==== Input material ====

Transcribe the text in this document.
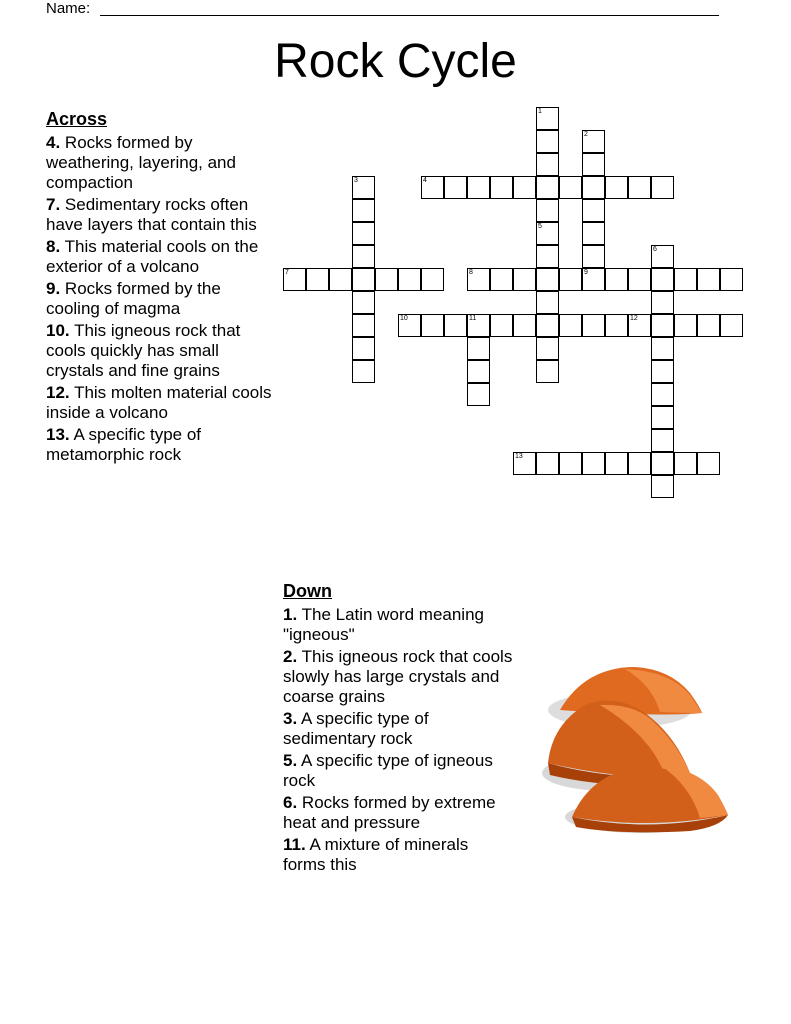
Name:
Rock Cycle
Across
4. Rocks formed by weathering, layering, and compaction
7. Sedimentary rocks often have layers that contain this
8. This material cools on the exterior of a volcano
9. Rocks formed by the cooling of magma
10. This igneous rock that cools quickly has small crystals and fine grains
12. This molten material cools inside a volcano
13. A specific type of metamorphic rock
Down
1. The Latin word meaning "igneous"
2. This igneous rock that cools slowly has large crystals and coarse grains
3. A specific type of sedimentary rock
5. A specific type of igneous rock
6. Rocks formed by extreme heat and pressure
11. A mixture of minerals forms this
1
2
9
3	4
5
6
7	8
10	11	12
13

====

Every line is to be duplicated exactly, though pictures stay out.

Transcribe the text in this document.
Name:
Rock Cycle
Across
4. Rocks formed by weathering, layering, and compaction
7. Sedimentary rocks often have layers that contain this
8. This material cools on the exterior of a volcano
9. Rocks formed by the cooling of magma
10. This igneous rock that cools quickly has small crystals and fine grains
12. This molten material cools inside a volcano
13. A specific type of metamorphic rock
Down
1. The Latin word meaning "igneous"
2. This igneous rock that cools slowly has large crystals and coarse grains
3. A specific type of sedimentary rock
5. A specific type of igneous rock
6. Rocks formed by extreme heat and pressure
11. A mixture of minerals forms this
1
2
9
3	4
5
6
7	8
10	11	12
13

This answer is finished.